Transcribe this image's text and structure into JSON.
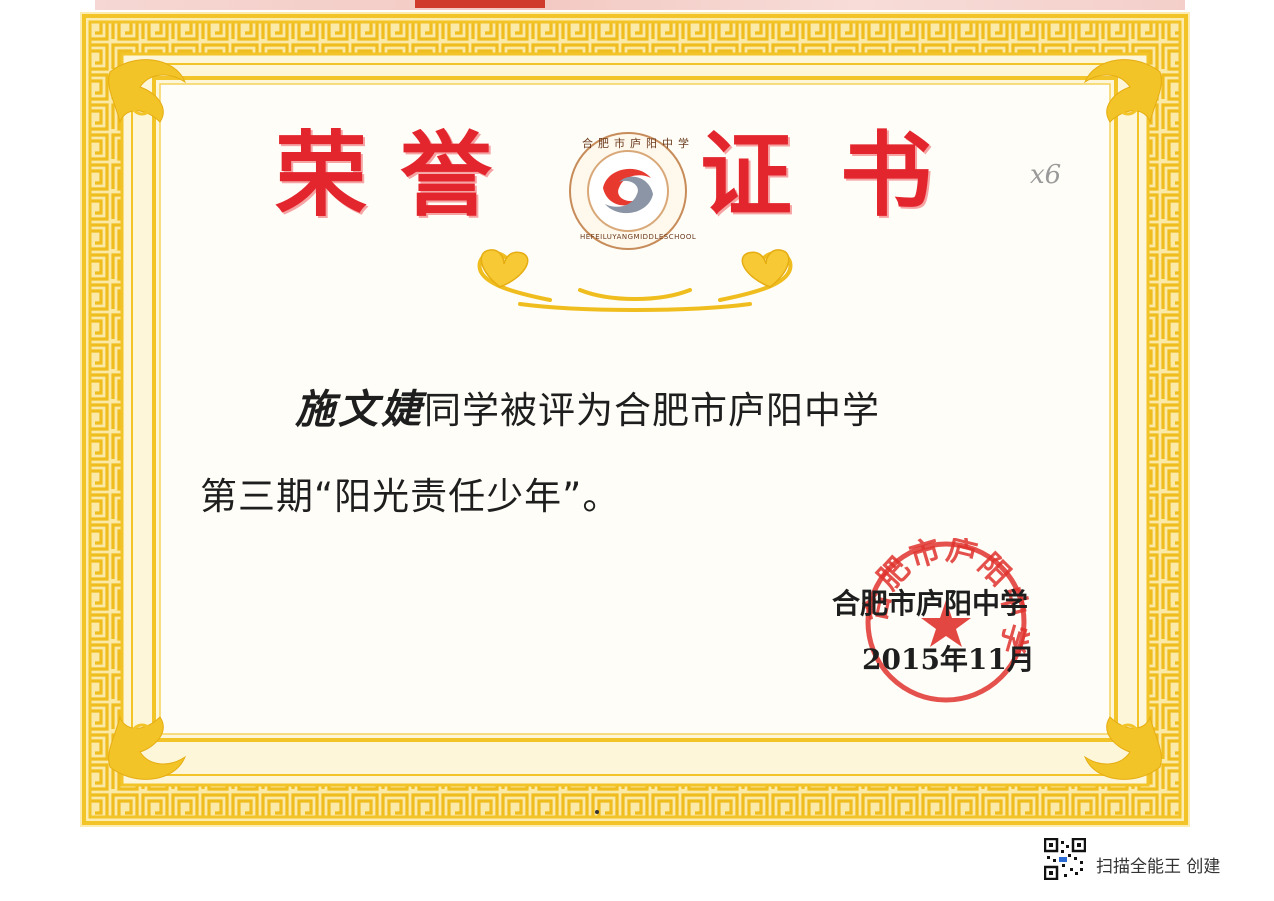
{
  "certificate": {
    "title_chars": [
      "荣",
      "誉",
      "证",
      "书"
    ],
    "logo": {
      "name_cn": "合肥市庐阳中学",
      "name_en": "HEFEILUYANGMIDDLESCHOOL"
    },
    "handwritten_note": "x6",
    "recipient_name": "施文婕",
    "line1_suffix": "同学被评为合肥市庐阳中学",
    "line2": "第三期“阳光责任少年”。",
    "issuer": "合肥市庐阳中学",
    "date": "2015年11月",
    "seal": {
      "text": "合肥市庐阳中学",
      "color": "#e0332e"
    },
    "colors": {
      "title_red": "#e3262e",
      "frame_gold": "#f2c428",
      "frame_light": "#fbe79a"
    }
  },
  "footer": {
    "watermark_text": "扫描全能王 创建"
  }
}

......

• _Short problem_
All of the data above should be transcribed verbatim, with pictures omitted.

• _In response_
Transcribe this image's text and structure into JSON.
{
  "certificate": {
    "title_chars": [
      "荣",
      "誉",
      "证",
      "书"
    ],
    "logo": {
      "name_cn": "合肥市庐阳中学",
      "name_en": "HEFEILUYANGMIDDLESCHOOL"
    },
    "handwritten_note": "x6",
    "recipient_name": "施文婕",
    "line1_suffix": "同学被评为合肥市庐阳中学",
    "line2": "第三期“阳光责任少年”。",
    "issuer": "合肥市庐阳中学",
    "date": "2015年11月",
    "seal": {
      "text": "合肥市庐阳中学",
      "color": "#e0332e"
    },
    "colors": {
      "title_red": "#e3262e",
      "frame_gold": "#f2c428",
      "frame_light": "#fbe79a"
    }
  },
  "footer": {
    "watermark_text": "扫描全能王 创建"
  }
}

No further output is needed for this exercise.